→ Stored data entries
* start *

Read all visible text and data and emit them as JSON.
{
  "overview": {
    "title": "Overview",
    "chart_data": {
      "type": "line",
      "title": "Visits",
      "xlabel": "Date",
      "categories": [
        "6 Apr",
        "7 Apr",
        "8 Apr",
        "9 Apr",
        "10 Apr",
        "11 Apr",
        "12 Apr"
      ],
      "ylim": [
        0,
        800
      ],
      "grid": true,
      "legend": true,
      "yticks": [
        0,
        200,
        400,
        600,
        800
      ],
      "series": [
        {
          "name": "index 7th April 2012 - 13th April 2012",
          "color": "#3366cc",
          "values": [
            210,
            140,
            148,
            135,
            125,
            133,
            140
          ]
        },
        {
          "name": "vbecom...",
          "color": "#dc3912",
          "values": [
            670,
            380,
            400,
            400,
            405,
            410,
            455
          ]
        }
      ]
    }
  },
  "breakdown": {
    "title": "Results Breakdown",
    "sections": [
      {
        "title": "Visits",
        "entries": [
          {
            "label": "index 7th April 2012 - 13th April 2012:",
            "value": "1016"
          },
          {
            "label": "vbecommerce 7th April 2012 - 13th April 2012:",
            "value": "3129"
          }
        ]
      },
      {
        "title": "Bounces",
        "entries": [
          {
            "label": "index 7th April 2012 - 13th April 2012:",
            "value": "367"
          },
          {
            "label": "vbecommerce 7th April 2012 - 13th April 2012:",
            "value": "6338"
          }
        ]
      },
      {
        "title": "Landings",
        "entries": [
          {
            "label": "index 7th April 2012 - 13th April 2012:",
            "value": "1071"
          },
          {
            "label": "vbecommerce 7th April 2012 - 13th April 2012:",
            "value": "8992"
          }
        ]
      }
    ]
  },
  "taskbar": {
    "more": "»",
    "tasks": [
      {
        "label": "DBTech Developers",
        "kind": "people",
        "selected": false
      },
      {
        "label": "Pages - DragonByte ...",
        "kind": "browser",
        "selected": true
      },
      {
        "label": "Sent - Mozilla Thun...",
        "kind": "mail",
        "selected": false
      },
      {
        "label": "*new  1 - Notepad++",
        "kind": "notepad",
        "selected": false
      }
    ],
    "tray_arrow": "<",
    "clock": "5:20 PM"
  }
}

* end *

→ Stated task
Answer with one number: how many lines of the entries above include the word "name".

→ Exercise output
2